▶ [RECORDS SUPPLIED]:
⁂
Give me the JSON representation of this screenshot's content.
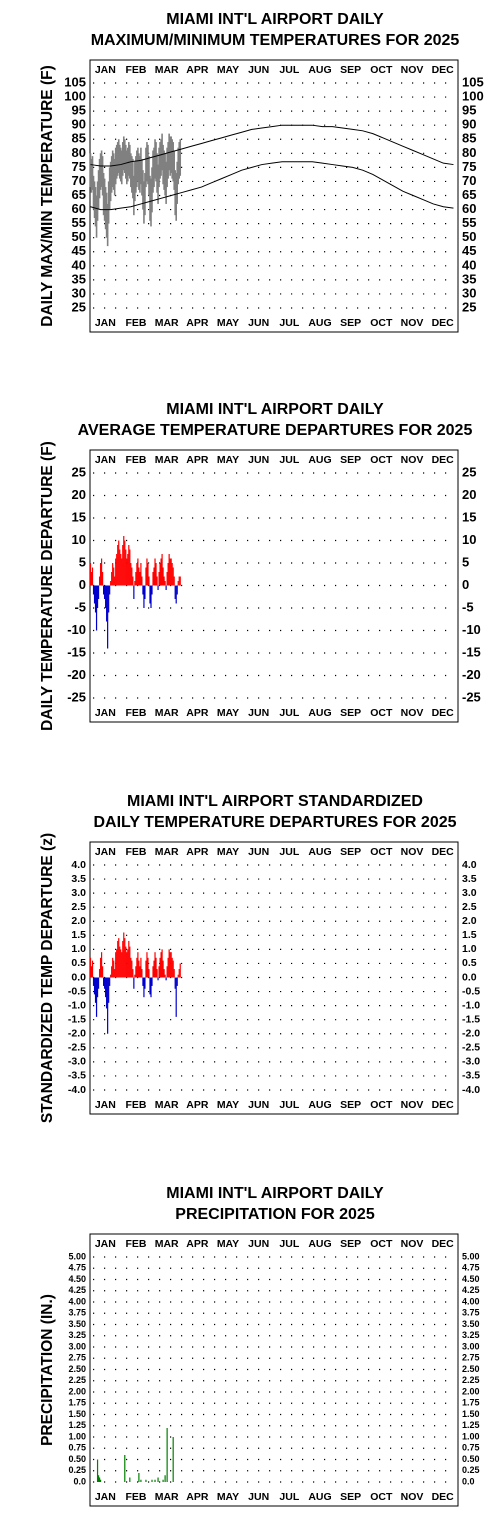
{
  "chart_data": [
    {
      "type": "range",
      "title": [
        "MIAMI INT'L AIRPORT DAILY",
        "MAXIMUM/MINIMUM TEMPERATURES FOR 2025"
      ],
      "y_label": "DAILY MAX/MIN TEMPERATURE (F)",
      "categories": [
        "JAN",
        "FEB",
        "MAR",
        "APR",
        "MAY",
        "JUN",
        "JUL",
        "AUG",
        "SEP",
        "OCT",
        "NOV",
        "DEC"
      ],
      "xlim": [
        0,
        365
      ],
      "ylim": [
        25,
        105
      ],
      "yticks": [
        25,
        30,
        35,
        40,
        45,
        50,
        55,
        60,
        65,
        70,
        75,
        80,
        85,
        90,
        95,
        100,
        105
      ],
      "grid": true,
      "color": "#808080",
      "normal_color": "#000000",
      "x": [
        1,
        2,
        3,
        4,
        5,
        6,
        7,
        8,
        9,
        10,
        11,
        12,
        13,
        14,
        15,
        16,
        17,
        18,
        19,
        20,
        21,
        22,
        23,
        24,
        25,
        26,
        27,
        28,
        29,
        30,
        31,
        32,
        33,
        34,
        35,
        36,
        37,
        38,
        39,
        40,
        41,
        42,
        43,
        44,
        45,
        46,
        47,
        48,
        49,
        50,
        51,
        52,
        53,
        54,
        55,
        56,
        57,
        58,
        59,
        60,
        61,
        62,
        63,
        64,
        65,
        66,
        67,
        68,
        69,
        70,
        71,
        72,
        73,
        74,
        75,
        76,
        77,
        78,
        79,
        80,
        81,
        82,
        83,
        84,
        85,
        86,
        87,
        88,
        89,
        90
      ],
      "max": [
        80,
        78,
        79,
        72,
        70,
        68,
        65,
        70,
        74,
        78,
        80,
        81,
        79,
        73,
        71,
        68,
        66,
        62,
        70,
        75,
        77,
        79,
        81,
        80,
        78,
        82,
        83,
        84,
        85,
        83,
        82,
        81,
        84,
        86,
        85,
        83,
        81,
        82,
        84,
        83,
        80,
        79,
        78,
        72,
        77,
        79,
        81,
        82,
        80,
        79,
        82,
        78,
        74,
        70,
        73,
        82,
        84,
        83,
        79,
        72,
        71,
        75,
        81,
        82,
        85,
        84,
        80,
        76,
        82,
        84,
        85,
        87,
        83,
        81,
        80,
        77,
        82,
        84,
        87,
        86,
        86,
        85,
        84,
        81,
        74,
        73,
        77,
        82,
        84,
        85
      ],
      "min": [
        68,
        66,
        67,
        60,
        57,
        54,
        50,
        56,
        60,
        64,
        67,
        68,
        65,
        58,
        56,
        53,
        50,
        47,
        55,
        60,
        63,
        66,
        68,
        67,
        65,
        69,
        71,
        72,
        73,
        71,
        70,
        69,
        72,
        74,
        73,
        71,
        69,
        70,
        72,
        71,
        68,
        66,
        64,
        58,
        63,
        66,
        68,
        70,
        67,
        66,
        69,
        65,
        60,
        55,
        58,
        68,
        70,
        69,
        65,
        56,
        54,
        59,
        66,
        68,
        71,
        70,
        66,
        62,
        68,
        71,
        72,
        74,
        69,
        67,
        65,
        62,
        68,
        71,
        74,
        72,
        73,
        71,
        70,
        67,
        58,
        56,
        62,
        69,
        71,
        72
      ],
      "normal_x": [
        1,
        11,
        21,
        31,
        41,
        51,
        61,
        71,
        81,
        91,
        101,
        111,
        121,
        131,
        141,
        151,
        161,
        171,
        181,
        191,
        201,
        211,
        221,
        231,
        241,
        251,
        261,
        271,
        281,
        291,
        301,
        311,
        321,
        331,
        341,
        351,
        361
      ],
      "normal_max": [
        76,
        75.5,
        75.5,
        76,
        77,
        77.5,
        78.5,
        79.5,
        80.5,
        81.5,
        82.5,
        83.5,
        84.5,
        85.5,
        86.5,
        87.5,
        88.5,
        89,
        89.5,
        90,
        90,
        90,
        90,
        89.5,
        89.5,
        89,
        88.5,
        88,
        87,
        85.5,
        84,
        82.5,
        81,
        79.5,
        78,
        76.5,
        76
      ],
      "normal_min": [
        61,
        60,
        60,
        60.5,
        61,
        62,
        63,
        64,
        65,
        66,
        67,
        68,
        69.5,
        71,
        72.5,
        74,
        75,
        76,
        76.5,
        77,
        77,
        77,
        77,
        76.5,
        76,
        75.5,
        75,
        74,
        72.5,
        70.5,
        68.5,
        66.5,
        65,
        63.5,
        62,
        61,
        60.5
      ]
    },
    {
      "type": "bar",
      "title": [
        "MIAMI INT'L AIRPORT DAILY",
        "AVERAGE TEMPERATURE DEPARTURES FOR 2025"
      ],
      "y_label": "DAILY TEMPERATURE DEPARTURE (F)",
      "categories": [
        "JAN",
        "FEB",
        "MAR",
        "APR",
        "MAY",
        "JUN",
        "JUL",
        "AUG",
        "SEP",
        "OCT",
        "NOV",
        "DEC"
      ],
      "xlim": [
        0,
        365
      ],
      "ylim": [
        -25,
        25
      ],
      "yticks": [
        -25,
        -20,
        -15,
        -10,
        -5,
        0,
        5,
        10,
        15,
        20,
        25
      ],
      "grid": true,
      "positive_color": "#ff0000",
      "negative_color": "#0000cc",
      "x": [
        1,
        2,
        3,
        4,
        5,
        6,
        7,
        8,
        9,
        10,
        11,
        12,
        13,
        14,
        15,
        16,
        17,
        18,
        19,
        20,
        21,
        22,
        23,
        24,
        25,
        26,
        27,
        28,
        29,
        30,
        31,
        32,
        33,
        34,
        35,
        36,
        37,
        38,
        39,
        40,
        41,
        42,
        43,
        44,
        45,
        46,
        47,
        48,
        49,
        50,
        51,
        52,
        53,
        54,
        55,
        56,
        57,
        58,
        59,
        60,
        61,
        62,
        63,
        64,
        65,
        66,
        67,
        68,
        69,
        70,
        71,
        72,
        73,
        74,
        75,
        76,
        77,
        78,
        79,
        80,
        81,
        82,
        83,
        84,
        85,
        86,
        87,
        88,
        89,
        90
      ],
      "values": [
        5,
        3,
        4,
        -2,
        -4,
        -6,
        -10,
        -5,
        -3,
        2,
        5,
        6,
        3,
        -2,
        -3,
        -5,
        -8,
        -14,
        -6,
        -2,
        1,
        3,
        5,
        4,
        2,
        6,
        7,
        9,
        10,
        8,
        7,
        6,
        9,
        11,
        10,
        8,
        6,
        7,
        9,
        8,
        5,
        4,
        2,
        -3,
        1,
        3,
        5,
        6,
        4,
        3,
        5,
        2,
        -2,
        -5,
        -3,
        4,
        6,
        5,
        2,
        -4,
        -5,
        -2,
        3,
        4,
        6,
        5,
        2,
        -1,
        3,
        5,
        6,
        7,
        4,
        2,
        1,
        -1,
        3,
        5,
        7,
        6,
        6,
        5,
        4,
        2,
        -3,
        -4,
        -2,
        1,
        2,
        2
      ]
    },
    {
      "type": "bar",
      "title": [
        "MIAMI INT'L AIRPORT STANDARDIZED",
        "DAILY TEMPERATURE DEPARTURES FOR 2025"
      ],
      "y_label": "STANDARDIZED TEMP DEPARTURE (z)",
      "categories": [
        "JAN",
        "FEB",
        "MAR",
        "APR",
        "MAY",
        "JUN",
        "JUL",
        "AUG",
        "SEP",
        "OCT",
        "NOV",
        "DEC"
      ],
      "xlim": [
        0,
        365
      ],
      "ylim": [
        -4,
        4
      ],
      "yticks": [
        {
          "value": -4,
          "label": "-4.0"
        },
        -3.5,
        {
          "value": -3,
          "label": "-3.0"
        },
        -2.5,
        {
          "value": -2,
          "label": "-2.0"
        },
        -1.5,
        {
          "value": -1,
          "label": "-1.0"
        },
        -0.5,
        {
          "value": 0,
          "label": "0.0"
        },
        0.5,
        {
          "value": 1,
          "label": "1.0"
        },
        1.5,
        {
          "value": 2,
          "label": "2.0"
        },
        2.5,
        {
          "value": 3,
          "label": "3.0"
        },
        3.5,
        {
          "value": 4,
          "label": "4.0"
        }
      ],
      "grid": true,
      "positive_color": "#ff0000",
      "negative_color": "#0000cc",
      "x": [
        1,
        2,
        3,
        4,
        5,
        6,
        7,
        8,
        9,
        10,
        11,
        12,
        13,
        14,
        15,
        16,
        17,
        18,
        19,
        20,
        21,
        22,
        23,
        24,
        25,
        26,
        27,
        28,
        29,
        30,
        31,
        32,
        33,
        34,
        35,
        36,
        37,
        38,
        39,
        40,
        41,
        42,
        43,
        44,
        45,
        46,
        47,
        48,
        49,
        50,
        51,
        52,
        53,
        54,
        55,
        56,
        57,
        58,
        59,
        60,
        61,
        62,
        63,
        64,
        65,
        66,
        67,
        68,
        69,
        70,
        71,
        72,
        73,
        74,
        75,
        76,
        77,
        78,
        79,
        80,
        81,
        82,
        83,
        84,
        85,
        86,
        87,
        88,
        89,
        90
      ],
      "values": [
        0.7,
        0.4,
        0.6,
        -0.3,
        -0.6,
        -0.9,
        -1.4,
        -0.7,
        -0.4,
        0.3,
        0.7,
        0.9,
        0.4,
        -0.3,
        -0.4,
        -0.7,
        -1.1,
        -2.0,
        -0.9,
        -0.3,
        0.1,
        0.4,
        0.7,
        0.6,
        0.3,
        0.9,
        1.0,
        1.3,
        1.4,
        1.1,
        1.0,
        0.9,
        1.3,
        1.6,
        1.4,
        1.1,
        0.9,
        1.0,
        1.3,
        1.1,
        0.7,
        0.6,
        0.3,
        -0.4,
        0.1,
        0.4,
        0.7,
        0.9,
        0.6,
        0.4,
        0.7,
        0.3,
        -0.3,
        -0.7,
        -0.4,
        0.6,
        0.9,
        0.7,
        0.3,
        -0.6,
        -0.7,
        -0.3,
        0.4,
        0.6,
        0.9,
        0.7,
        0.3,
        -0.1,
        0.4,
        0.7,
        0.9,
        1.0,
        0.6,
        0.3,
        0.1,
        -0.1,
        0.4,
        0.7,
        1.0,
        0.9,
        0.9,
        0.7,
        0.6,
        0.3,
        -0.4,
        -1.4,
        -0.3,
        0.1,
        0.3,
        0.5
      ]
    },
    {
      "type": "bar",
      "title": [
        "MIAMI INT'L AIRPORT DAILY",
        "PRECIPITATION FOR 2025"
      ],
      "y_label": "PRECIPITATION (IN.)",
      "categories": [
        "JAN",
        "FEB",
        "MAR",
        "APR",
        "MAY",
        "JUN",
        "JUL",
        "AUG",
        "SEP",
        "OCT",
        "NOV",
        "DEC"
      ],
      "xlim": [
        0,
        365
      ],
      "ylim": [
        0,
        5
      ],
      "yticks": [
        {
          "value": 0,
          "label": "0.0"
        },
        0.25,
        {
          "value": 0.5,
          "label": "0.50"
        },
        0.75,
        {
          "value": 1,
          "label": "1.00"
        },
        1.25,
        {
          "value": 1.5,
          "label": "1.50"
        },
        1.75,
        {
          "value": 2,
          "label": "2.00"
        },
        2.25,
        {
          "value": 2.5,
          "label": "2.50"
        },
        2.75,
        {
          "value": 3,
          "label": "3.00"
        },
        3.25,
        {
          "value": 3.5,
          "label": "3.50"
        },
        3.75,
        {
          "value": 4,
          "label": "4.00"
        },
        4.25,
        {
          "value": 4.5,
          "label": "4.50"
        },
        4.75,
        {
          "value": 5,
          "label": "5.00"
        }
      ],
      "grid": true,
      "positive_color": "#008000",
      "negative_color": "#008000",
      "x": [
        8,
        9,
        10,
        11,
        35,
        40,
        49,
        51,
        56,
        62,
        65,
        68,
        73,
        75,
        77,
        83
      ],
      "values": [
        0.5,
        0.15,
        0.1,
        0.05,
        0.6,
        0.1,
        0.2,
        0.05,
        0.05,
        0.05,
        0.05,
        0.1,
        0.05,
        0.15,
        1.2,
        1.0
      ]
    }
  ]
}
⁂
▶ [WHAT THE TASK ASKS]: Pick out every line above that holds the word "DEPARTURES" and copy it.

▶ [RESULT]:
        "AVERAGE TEMPERATURE DEPARTURES FOR 2025"
        "DAILY TEMPERATURE DEPARTURES FOR 2025"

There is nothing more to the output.